**Prompt:** Go through the listing and pick out each line with the word "Alex" in it.

Figure collection entries

— BEGIN —

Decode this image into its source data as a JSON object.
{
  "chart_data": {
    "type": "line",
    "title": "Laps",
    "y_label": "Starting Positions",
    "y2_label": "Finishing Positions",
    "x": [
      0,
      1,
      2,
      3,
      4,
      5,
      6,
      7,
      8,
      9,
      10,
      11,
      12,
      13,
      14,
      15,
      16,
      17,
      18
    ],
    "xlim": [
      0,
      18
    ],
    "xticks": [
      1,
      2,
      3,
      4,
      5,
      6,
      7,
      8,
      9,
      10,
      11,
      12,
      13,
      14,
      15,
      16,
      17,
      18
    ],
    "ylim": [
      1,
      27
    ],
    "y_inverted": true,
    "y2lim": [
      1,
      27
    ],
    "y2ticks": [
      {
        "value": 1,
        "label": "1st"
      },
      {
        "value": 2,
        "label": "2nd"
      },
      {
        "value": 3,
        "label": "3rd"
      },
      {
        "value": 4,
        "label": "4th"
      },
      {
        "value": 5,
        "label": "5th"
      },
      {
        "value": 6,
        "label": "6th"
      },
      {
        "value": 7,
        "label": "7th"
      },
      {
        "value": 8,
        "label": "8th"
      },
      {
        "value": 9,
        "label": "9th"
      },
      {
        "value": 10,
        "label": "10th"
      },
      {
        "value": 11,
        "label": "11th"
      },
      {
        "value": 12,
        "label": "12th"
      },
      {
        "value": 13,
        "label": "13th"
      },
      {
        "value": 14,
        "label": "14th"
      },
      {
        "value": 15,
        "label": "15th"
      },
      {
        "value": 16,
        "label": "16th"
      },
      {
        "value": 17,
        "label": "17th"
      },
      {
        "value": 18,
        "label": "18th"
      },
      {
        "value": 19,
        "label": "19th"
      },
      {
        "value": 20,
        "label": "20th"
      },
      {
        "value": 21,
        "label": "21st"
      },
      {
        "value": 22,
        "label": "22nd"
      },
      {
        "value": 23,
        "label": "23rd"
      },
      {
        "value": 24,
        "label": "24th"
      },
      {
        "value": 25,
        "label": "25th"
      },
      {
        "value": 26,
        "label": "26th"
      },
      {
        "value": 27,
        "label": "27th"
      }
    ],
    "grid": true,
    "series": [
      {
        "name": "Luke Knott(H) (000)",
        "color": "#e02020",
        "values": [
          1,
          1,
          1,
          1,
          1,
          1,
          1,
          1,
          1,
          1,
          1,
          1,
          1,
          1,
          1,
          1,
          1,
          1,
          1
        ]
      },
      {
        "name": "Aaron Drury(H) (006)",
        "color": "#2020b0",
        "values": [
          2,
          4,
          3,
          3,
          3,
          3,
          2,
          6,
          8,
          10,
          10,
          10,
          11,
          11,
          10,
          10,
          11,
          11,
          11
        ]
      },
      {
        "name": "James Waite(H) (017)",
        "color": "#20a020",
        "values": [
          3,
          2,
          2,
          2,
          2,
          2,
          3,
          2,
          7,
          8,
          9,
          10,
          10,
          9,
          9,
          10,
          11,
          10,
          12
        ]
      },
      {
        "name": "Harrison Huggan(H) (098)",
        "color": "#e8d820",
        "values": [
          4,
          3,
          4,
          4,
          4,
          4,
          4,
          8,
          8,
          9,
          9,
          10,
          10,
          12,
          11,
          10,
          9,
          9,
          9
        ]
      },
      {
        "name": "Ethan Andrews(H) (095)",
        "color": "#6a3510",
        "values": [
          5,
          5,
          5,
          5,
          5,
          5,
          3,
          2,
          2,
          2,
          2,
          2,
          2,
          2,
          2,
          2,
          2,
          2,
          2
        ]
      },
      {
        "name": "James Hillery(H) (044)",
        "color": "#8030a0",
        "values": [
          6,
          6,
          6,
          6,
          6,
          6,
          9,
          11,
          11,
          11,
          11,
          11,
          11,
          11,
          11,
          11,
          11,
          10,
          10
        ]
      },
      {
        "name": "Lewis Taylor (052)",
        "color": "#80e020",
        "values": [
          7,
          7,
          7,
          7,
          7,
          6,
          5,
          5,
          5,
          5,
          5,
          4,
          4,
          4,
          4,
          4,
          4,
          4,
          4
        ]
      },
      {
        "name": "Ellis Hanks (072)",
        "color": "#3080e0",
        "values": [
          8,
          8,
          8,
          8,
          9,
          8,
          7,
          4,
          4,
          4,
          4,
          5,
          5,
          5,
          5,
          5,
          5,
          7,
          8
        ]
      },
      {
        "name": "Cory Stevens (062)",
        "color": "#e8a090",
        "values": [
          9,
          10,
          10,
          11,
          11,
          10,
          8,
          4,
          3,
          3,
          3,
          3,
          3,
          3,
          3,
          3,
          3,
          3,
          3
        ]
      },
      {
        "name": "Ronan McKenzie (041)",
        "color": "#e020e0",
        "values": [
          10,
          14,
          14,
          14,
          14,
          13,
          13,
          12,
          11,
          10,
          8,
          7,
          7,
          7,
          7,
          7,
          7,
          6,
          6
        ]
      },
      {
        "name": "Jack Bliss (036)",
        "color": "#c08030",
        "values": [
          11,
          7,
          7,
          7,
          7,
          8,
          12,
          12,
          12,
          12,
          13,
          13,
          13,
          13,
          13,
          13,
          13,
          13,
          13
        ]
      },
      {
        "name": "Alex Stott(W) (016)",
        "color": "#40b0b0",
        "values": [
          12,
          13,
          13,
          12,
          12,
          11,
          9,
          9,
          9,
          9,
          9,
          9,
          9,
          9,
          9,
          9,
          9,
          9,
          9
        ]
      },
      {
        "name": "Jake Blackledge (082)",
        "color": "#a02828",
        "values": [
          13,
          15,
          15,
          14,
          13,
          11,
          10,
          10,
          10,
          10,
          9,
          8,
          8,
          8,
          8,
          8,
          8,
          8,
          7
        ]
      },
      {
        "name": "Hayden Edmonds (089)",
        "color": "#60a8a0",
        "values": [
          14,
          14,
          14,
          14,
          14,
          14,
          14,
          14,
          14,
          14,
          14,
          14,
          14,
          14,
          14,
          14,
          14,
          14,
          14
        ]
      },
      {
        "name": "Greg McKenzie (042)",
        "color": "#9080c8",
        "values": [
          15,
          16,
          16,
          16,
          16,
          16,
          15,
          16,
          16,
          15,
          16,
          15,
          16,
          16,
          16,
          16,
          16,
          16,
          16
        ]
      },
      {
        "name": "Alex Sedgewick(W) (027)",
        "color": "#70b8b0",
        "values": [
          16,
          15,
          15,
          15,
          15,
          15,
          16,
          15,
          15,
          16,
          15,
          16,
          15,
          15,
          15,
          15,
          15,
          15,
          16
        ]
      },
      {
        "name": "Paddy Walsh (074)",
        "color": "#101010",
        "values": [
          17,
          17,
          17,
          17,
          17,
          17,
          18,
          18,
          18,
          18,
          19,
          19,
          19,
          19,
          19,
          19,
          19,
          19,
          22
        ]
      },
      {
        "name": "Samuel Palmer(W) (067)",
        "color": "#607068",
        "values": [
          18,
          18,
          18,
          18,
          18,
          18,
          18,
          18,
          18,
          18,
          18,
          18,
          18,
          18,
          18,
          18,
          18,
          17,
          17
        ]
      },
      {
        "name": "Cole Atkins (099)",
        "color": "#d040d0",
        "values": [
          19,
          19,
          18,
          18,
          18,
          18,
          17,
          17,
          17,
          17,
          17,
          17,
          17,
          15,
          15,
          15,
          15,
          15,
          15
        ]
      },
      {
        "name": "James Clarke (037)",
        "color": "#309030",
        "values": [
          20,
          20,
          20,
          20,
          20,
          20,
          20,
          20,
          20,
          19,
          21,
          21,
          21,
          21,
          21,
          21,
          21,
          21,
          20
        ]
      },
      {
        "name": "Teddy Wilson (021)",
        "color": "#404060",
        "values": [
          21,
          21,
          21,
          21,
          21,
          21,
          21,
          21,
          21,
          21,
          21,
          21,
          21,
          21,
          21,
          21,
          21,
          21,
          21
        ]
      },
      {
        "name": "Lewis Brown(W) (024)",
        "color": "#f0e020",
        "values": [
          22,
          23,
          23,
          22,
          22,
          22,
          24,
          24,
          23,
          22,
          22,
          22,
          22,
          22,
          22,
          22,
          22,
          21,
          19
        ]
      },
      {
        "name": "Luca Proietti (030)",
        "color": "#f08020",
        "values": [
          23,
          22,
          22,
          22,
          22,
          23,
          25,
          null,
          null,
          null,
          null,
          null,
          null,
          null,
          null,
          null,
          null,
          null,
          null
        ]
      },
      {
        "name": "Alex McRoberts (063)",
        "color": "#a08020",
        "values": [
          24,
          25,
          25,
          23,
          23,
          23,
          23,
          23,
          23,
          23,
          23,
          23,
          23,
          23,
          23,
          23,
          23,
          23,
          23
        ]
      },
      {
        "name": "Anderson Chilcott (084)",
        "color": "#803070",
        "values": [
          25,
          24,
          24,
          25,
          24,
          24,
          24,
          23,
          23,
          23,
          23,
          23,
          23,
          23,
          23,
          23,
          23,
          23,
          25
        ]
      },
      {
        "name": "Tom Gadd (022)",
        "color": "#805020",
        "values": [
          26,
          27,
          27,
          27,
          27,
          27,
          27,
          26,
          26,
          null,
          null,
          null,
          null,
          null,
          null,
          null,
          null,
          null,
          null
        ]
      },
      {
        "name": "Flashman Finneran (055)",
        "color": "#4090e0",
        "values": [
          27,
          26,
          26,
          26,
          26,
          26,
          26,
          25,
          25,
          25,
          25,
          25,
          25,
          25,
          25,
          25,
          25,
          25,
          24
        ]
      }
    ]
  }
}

— END —

**Written answer:**
        "name": "Alex Stott(W) (016)",
        "name": "Alex Sedgewick(W) (027)",
        "name": "Alex McRoberts (063)",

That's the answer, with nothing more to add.